[BEGIN Given data]

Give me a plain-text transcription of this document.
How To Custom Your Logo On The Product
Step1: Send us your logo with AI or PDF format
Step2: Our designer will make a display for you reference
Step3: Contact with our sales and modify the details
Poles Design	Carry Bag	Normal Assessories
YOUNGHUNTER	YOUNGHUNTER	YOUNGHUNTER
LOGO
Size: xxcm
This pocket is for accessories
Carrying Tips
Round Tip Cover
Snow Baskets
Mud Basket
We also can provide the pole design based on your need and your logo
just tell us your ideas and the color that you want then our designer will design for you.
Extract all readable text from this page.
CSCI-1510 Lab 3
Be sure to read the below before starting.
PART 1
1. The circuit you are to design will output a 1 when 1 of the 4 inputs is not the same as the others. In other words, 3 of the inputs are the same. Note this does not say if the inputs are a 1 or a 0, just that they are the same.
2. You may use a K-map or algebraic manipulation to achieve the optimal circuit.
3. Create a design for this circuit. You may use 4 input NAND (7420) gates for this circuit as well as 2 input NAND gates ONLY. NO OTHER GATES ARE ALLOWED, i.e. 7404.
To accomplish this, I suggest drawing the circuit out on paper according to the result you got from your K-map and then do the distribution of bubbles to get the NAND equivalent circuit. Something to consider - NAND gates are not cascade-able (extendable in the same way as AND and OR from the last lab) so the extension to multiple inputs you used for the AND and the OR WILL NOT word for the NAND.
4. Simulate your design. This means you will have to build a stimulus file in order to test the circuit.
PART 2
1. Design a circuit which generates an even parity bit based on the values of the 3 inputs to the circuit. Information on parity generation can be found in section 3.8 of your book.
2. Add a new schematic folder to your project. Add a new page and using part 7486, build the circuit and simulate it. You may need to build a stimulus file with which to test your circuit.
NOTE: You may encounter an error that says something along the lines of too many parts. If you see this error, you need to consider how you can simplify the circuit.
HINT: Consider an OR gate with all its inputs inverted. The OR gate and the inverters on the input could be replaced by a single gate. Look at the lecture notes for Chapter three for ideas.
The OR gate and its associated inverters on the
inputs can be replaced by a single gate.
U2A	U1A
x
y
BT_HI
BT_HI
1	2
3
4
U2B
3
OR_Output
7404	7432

[END Given data]

» Your instructions:
The records above must be output exactly, in full.

» Correct output:
Give me a plain-text transcription of this document.
How To Custom Your Logo On The Product
Step1: Send us your logo with AI or PDF format
Step2: Our designer will make a display for you reference
Step3: Contact with our sales and modify the details
Poles Design	Carry Bag	Normal Assessories
YOUNGHUNTER	YOUNGHUNTER	YOUNGHUNTER
LOGO
Size: xxcm
This pocket is for accessories
Carrying Tips
Round Tip Cover
Snow Baskets
Mud Basket
We also can provide the pole design based on your need and your logo
just tell us your ideas and the color that you want then our designer will design for you.
Extract all readable text from this page.
CSCI-1510 Lab 3
Be sure to read the below before starting.
PART 1
1. The circuit you are to design will output a 1 when 1 of the 4 inputs is not the same as the others. In other words, 3 of the inputs are the same. Note this does not say if the inputs are a 1 or a 0, just that they are the same.
2. You may use a K-map or algebraic manipulation to achieve the optimal circuit.
3. Create a design for this circuit. You may use 4 input NAND (7420) gates for this circuit as well as 2 input NAND gates ONLY. NO OTHER GATES ARE ALLOWED, i.e. 7404.
To accomplish this, I suggest drawing the circuit out on paper according to the result you got from your K-map and then do the distribution of bubbles to get the NAND equivalent circuit. Something to consider - NAND gates are not cascade-able (extendable in the same way as AND and OR from the last lab) so the extension to multiple inputs you used for the AND and the OR WILL NOT word for the NAND.
4. Simulate your design. This means you will have to build a stimulus file in order to test the circuit.
PART 2
1. Design a circuit which generates an even parity bit based on the values of the 3 inputs to the circuit. Information on parity generation can be found in section 3.8 of your book.
2. Add a new schematic folder to your project. Add a new page and using part 7486, build the circuit and simulate it. You may need to build a stimulus file with which to test your circuit.
NOTE: You may encounter an error that says something along the lines of too many parts. If you see this error, you need to consider how you can simplify the circuit.
HINT: Consider an OR gate with all its inputs inverted. The OR gate and the inverters on the input could be replaced by a single gate. Look at the lecture notes for Chapter three for ideas.
The OR gate and its associated inverters on the
inputs can be replaced by a single gate.
U2A	U1A
x
y
BT_HI
BT_HI
1	2
3
4
U2B
3
OR_Output
7404	7432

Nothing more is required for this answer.